Given exercise: Without the pictures, copy the entries below word for word.

Task material:

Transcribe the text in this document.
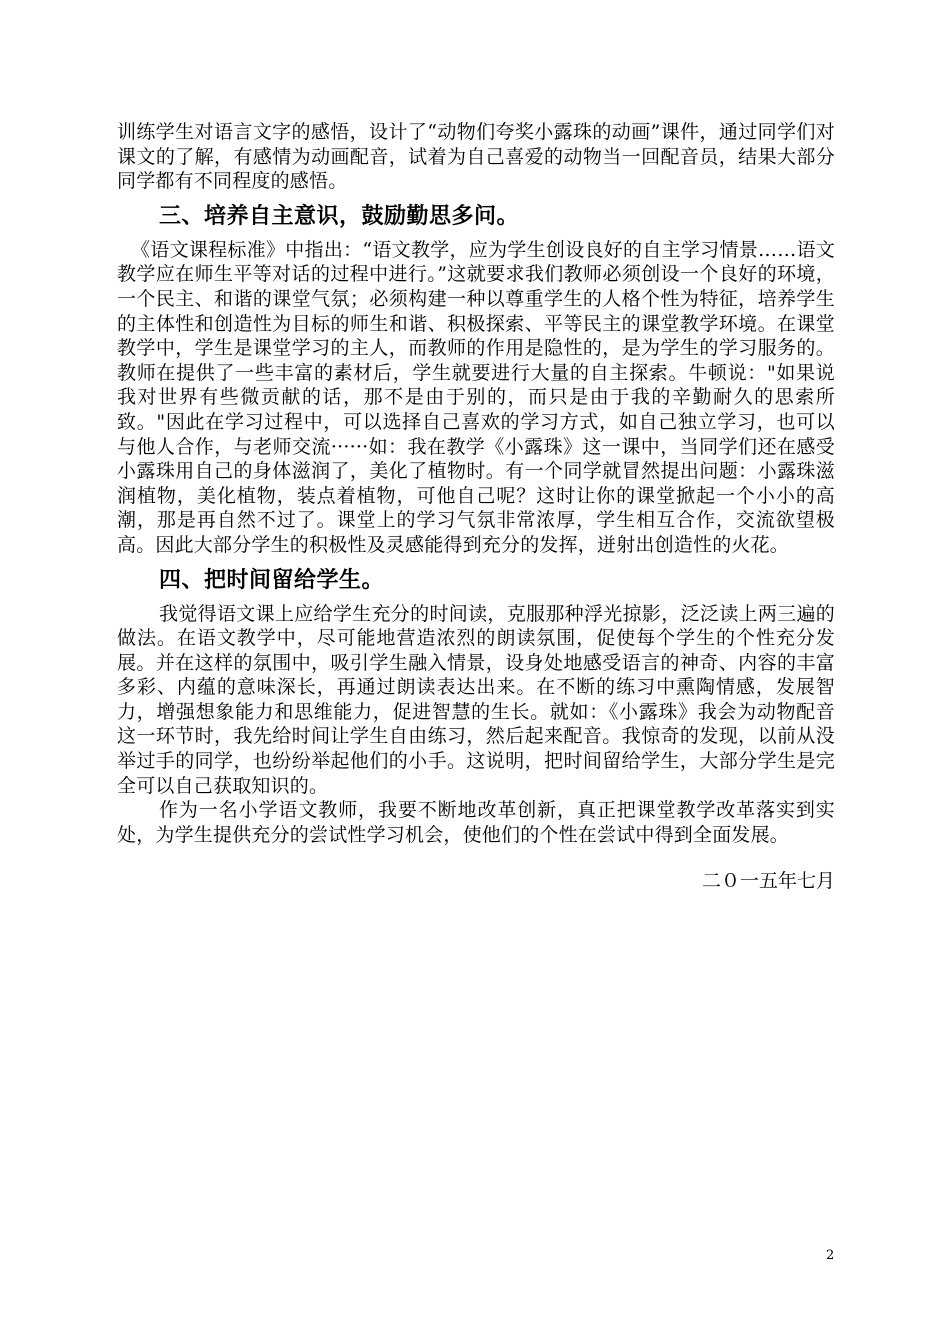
训练学生对语言文字的感悟，设计了“动物们夸奖小露珠的动画”课件，通过同学们对课文的了解，有感情为动画配音，试着为自己喜爱的动物当一回配音员，结果大部分同学都有不同程度的感悟。

三、培养自主意识，鼓励勤思多问。

《语文课程标准》中指出：“语文教学，应为学生创设良好的自主学习情景……语文教学应在师生平等对话的过程中进行。”这就要求我们教师必须创设一个良好的环境，一个民主、和谐的课堂气氛；必须构建一种以尊重学生的人格个性为特征，培养学生的主体性和创造性为目标的师生和谐、积极探索、平等民主的课堂教学环境。在课堂教学中，学生是课堂学习的主人，而教师的作用是隐性的，是为学生的学习服务的。教师在提供了一些丰富的素材后，学生就要进行大量的自主探索。牛顿说："如果说我对世界有些微贡献的话，那不是由于别的，而只是由于我的辛勤耐久的思索所致。"因此在学习过程中，可以选择自己喜欢的学习方式，如自己独立学习，也可以与他人合作，与老师交流······如：我在教学《小露珠》这一课中，当同学们还在感受小露珠用自己的身体滋润了，美化了植物时。有一个同学就冒然提出问题：小露珠滋润植物，美化植物，装点着植物，可他自己呢？这时让你的课堂掀起一个小小的高潮，那是再自然不过了。课堂上的学习气氛非常浓厚，学生相互合作，交流欲望极高。因此大部分学生的积极性及灵感能得到充分的发挥，迸射出创造性的火花。

四、把时间留给学生。

我觉得语文课上应给学生充分的时间读，克服那种浮光掠影，泛泛读上两三遍的做法。在语文教学中，尽可能地营造浓烈的朗读氛围，促使每个学生的个性充分发展。并在这样的氛围中，吸引学生融入情景，设身处地感受语言的神奇、内容的丰富多彩、内蕴的意味深长，再通过朗读表达出来。在不断的练习中熏陶情感，发展智力，增强想象能力和思维能力，促进智慧的生长。就如：《小露珠》我会为动物配音这一环节时，我先给时间让学生自由练习，然后起来配音。我惊奇的发现，以前从没举过手的同学，也纷纷举起他们的小手。这说明，把时间留给学生，大部分学生是完全可以自己获取知识的。

作为一名小学语文教师，我要不断地改革创新，真正把课堂教学改革落实到实处，为学生提供充分的尝试性学习机会，使他们的个性在尝试中得到全面发展。

二０一五年七月

2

Written response:
Transcribe the text in this document.
训练学生对语言文字的感悟，设计了“动物们夸奖小露珠的动画”课件，通过同学们对课文的了解，有感情为动画配音，试着为自己喜爱的动物当一回配音员，结果大部分同学都有不同程度的感悟。

三、培养自主意识，鼓励勤思多问。

《语文课程标准》中指出：“语文教学，应为学生创设良好的自主学习情景……语文教学应在师生平等对话的过程中进行。”这就要求我们教师必须创设一个良好的环境，一个民主、和谐的课堂气氛；必须构建一种以尊重学生的人格个性为特征，培养学生的主体性和创造性为目标的师生和谐、积极探索、平等民主的课堂教学环境。在课堂教学中，学生是课堂学习的主人，而教师的作用是隐性的，是为学生的学习服务的。教师在提供了一些丰富的素材后，学生就要进行大量的自主探索。牛顿说："如果说我对世界有些微贡献的话，那不是由于别的，而只是由于我的辛勤耐久的思索所致。"因此在学习过程中，可以选择自己喜欢的学习方式，如自己独立学习，也可以与他人合作，与老师交流······如：我在教学《小露珠》这一课中，当同学们还在感受小露珠用自己的身体滋润了，美化了植物时。有一个同学就冒然提出问题：小露珠滋润植物，美化植物，装点着植物，可他自己呢？这时让你的课堂掀起一个小小的高潮，那是再自然不过了。课堂上的学习气氛非常浓厚，学生相互合作，交流欲望极高。因此大部分学生的积极性及灵感能得到充分的发挥，迸射出创造性的火花。

四、把时间留给学生。

我觉得语文课上应给学生充分的时间读，克服那种浮光掠影，泛泛读上两三遍的做法。在语文教学中，尽可能地营造浓烈的朗读氛围，促使每个学生的个性充分发展。并在这样的氛围中，吸引学生融入情景，设身处地感受语言的神奇、内容的丰富多彩、内蕴的意味深长，再通过朗读表达出来。在不断的练习中熏陶情感，发展智力，增强想象能力和思维能力，促进智慧的生长。就如：《小露珠》我会为动物配音这一环节时，我先给时间让学生自由练习，然后起来配音。我惊奇的发现，以前从没举过手的同学，也纷纷举起他们的小手。这说明，把时间留给学生，大部分学生是完全可以自己获取知识的。

作为一名小学语文教师，我要不断地改革创新，真正把课堂教学改革落实到实处，为学生提供充分的尝试性学习机会，使他们的个性在尝试中得到全面发展。

二０一五年七月

2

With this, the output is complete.